** BEGIN Records for this exercise **
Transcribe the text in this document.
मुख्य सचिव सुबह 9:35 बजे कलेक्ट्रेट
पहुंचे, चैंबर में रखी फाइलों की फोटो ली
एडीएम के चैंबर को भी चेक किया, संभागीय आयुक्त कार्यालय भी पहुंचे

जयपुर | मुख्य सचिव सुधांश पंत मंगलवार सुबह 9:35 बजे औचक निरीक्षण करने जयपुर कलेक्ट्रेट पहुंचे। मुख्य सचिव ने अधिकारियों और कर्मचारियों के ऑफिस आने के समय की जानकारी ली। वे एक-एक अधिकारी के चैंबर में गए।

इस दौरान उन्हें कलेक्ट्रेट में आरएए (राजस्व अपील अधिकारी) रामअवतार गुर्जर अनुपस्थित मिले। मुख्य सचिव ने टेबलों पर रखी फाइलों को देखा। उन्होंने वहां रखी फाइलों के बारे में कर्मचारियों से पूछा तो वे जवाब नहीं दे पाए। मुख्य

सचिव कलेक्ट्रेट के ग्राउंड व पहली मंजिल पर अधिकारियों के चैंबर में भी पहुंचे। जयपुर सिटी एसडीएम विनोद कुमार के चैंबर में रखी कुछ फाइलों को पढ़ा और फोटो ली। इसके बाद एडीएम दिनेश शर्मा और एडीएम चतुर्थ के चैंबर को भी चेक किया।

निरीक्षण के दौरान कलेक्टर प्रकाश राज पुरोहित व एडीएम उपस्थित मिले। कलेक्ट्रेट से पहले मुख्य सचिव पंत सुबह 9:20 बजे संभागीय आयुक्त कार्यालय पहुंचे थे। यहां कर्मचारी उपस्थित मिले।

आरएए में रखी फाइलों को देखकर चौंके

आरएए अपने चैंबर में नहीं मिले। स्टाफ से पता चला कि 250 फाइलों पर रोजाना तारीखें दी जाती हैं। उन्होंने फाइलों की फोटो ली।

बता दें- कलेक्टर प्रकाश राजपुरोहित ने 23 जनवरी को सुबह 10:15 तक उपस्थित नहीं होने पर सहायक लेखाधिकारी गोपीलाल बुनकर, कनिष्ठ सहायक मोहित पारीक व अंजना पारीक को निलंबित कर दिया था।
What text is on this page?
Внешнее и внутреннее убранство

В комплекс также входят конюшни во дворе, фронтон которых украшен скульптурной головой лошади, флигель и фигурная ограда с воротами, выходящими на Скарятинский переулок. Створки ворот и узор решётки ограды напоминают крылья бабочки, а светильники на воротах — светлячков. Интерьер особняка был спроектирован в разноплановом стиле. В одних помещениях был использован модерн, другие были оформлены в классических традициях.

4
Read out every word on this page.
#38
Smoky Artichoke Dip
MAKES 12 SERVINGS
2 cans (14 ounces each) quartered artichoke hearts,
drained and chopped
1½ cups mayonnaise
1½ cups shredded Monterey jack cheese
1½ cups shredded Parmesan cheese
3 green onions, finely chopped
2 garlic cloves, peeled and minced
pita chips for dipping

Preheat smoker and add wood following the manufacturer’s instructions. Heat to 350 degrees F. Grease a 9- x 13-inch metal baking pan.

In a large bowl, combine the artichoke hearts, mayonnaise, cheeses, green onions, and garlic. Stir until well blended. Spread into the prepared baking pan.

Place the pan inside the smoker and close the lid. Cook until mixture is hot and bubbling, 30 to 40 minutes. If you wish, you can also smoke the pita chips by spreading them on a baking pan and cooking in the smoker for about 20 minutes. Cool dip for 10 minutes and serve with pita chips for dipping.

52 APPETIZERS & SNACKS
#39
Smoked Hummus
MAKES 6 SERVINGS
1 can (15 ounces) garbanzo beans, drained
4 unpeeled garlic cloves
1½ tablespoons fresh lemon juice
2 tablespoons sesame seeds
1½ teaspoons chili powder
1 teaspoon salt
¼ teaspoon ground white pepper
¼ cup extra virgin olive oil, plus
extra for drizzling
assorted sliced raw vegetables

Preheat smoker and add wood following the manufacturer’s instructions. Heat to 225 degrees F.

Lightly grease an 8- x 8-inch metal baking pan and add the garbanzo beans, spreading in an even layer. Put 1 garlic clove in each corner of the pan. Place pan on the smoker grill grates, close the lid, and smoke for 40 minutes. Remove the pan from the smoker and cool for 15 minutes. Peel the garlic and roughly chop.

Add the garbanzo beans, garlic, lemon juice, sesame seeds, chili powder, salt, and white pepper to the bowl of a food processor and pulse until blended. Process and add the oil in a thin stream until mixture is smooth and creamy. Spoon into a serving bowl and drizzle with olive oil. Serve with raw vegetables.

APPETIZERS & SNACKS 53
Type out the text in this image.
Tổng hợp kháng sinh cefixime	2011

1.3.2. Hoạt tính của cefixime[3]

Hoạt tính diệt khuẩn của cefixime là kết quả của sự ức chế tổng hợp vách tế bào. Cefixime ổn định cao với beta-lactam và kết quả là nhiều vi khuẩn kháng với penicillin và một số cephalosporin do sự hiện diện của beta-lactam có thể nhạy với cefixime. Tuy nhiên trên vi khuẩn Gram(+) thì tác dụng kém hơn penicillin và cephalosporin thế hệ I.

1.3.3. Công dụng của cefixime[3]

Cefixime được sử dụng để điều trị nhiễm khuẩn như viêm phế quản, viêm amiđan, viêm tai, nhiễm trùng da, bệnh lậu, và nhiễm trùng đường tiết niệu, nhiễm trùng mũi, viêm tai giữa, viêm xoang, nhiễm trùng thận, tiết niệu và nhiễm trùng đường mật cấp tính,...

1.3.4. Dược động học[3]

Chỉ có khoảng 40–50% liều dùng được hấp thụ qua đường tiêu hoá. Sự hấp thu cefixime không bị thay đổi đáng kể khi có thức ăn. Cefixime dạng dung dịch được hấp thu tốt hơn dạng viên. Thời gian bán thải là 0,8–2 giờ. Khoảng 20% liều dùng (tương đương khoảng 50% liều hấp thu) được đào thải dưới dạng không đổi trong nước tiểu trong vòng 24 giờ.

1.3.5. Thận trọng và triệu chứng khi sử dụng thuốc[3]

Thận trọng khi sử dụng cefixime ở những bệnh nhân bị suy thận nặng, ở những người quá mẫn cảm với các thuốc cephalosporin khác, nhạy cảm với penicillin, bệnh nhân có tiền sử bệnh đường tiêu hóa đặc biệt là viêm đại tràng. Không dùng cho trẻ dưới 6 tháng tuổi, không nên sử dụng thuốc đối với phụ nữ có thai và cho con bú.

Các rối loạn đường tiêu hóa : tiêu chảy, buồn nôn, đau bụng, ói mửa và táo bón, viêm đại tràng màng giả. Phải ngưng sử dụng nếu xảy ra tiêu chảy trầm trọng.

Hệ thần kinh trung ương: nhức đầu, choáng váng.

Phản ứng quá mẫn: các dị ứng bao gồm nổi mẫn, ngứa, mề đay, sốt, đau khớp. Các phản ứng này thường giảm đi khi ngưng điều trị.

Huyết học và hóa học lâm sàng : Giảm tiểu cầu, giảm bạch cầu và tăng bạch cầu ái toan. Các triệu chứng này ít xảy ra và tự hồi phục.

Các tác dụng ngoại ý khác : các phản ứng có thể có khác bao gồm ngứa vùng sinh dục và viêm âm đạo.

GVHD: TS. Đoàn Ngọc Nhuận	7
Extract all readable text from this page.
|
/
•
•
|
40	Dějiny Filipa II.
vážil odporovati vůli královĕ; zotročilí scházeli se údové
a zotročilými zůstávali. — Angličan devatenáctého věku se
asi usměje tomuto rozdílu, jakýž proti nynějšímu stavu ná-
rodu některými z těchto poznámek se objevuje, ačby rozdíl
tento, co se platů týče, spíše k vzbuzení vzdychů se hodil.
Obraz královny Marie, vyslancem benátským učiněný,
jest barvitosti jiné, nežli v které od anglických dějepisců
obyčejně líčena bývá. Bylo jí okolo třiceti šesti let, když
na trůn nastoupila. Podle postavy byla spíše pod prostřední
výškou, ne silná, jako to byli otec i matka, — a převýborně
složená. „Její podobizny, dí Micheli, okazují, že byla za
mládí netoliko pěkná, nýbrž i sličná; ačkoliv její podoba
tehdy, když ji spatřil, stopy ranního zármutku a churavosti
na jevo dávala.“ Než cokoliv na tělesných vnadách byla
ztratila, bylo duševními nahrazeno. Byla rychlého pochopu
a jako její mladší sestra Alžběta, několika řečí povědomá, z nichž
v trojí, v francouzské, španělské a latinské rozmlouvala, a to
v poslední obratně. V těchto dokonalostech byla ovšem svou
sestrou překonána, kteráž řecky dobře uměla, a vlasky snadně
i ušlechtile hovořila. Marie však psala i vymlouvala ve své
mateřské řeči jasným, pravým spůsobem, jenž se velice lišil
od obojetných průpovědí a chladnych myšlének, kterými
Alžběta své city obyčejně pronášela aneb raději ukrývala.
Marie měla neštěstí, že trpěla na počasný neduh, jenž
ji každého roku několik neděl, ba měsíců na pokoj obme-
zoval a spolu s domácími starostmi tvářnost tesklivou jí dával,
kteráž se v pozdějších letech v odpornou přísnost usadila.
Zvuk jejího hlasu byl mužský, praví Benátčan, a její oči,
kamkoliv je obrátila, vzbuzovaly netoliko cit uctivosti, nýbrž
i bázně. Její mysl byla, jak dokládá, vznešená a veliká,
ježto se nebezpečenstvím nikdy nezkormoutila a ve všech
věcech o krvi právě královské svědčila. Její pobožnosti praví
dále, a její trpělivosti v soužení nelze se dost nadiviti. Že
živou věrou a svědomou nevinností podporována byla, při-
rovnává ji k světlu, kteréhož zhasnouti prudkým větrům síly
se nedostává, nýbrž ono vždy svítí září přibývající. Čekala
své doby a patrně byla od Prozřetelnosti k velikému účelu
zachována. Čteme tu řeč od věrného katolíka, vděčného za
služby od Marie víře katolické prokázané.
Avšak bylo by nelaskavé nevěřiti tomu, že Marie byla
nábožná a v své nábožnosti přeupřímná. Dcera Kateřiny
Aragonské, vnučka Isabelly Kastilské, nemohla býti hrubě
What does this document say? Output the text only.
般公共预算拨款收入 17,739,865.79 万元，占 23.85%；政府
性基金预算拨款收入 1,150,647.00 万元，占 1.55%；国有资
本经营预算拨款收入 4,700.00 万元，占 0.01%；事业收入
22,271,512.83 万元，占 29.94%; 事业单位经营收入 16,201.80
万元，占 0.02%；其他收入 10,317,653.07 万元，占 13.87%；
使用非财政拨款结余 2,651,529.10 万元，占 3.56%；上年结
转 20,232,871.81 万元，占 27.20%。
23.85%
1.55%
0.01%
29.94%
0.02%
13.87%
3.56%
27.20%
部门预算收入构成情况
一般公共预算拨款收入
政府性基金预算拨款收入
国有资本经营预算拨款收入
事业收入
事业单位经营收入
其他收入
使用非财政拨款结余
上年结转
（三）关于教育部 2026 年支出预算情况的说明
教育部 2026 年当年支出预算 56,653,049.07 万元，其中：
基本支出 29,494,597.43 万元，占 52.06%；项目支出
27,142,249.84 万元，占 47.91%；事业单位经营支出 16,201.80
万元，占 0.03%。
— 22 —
** END Records for this exercise **
### [What needs to be done]
Find how many lines in the listing contain the word "cloves" and give that count alone.

### [Complete response]
2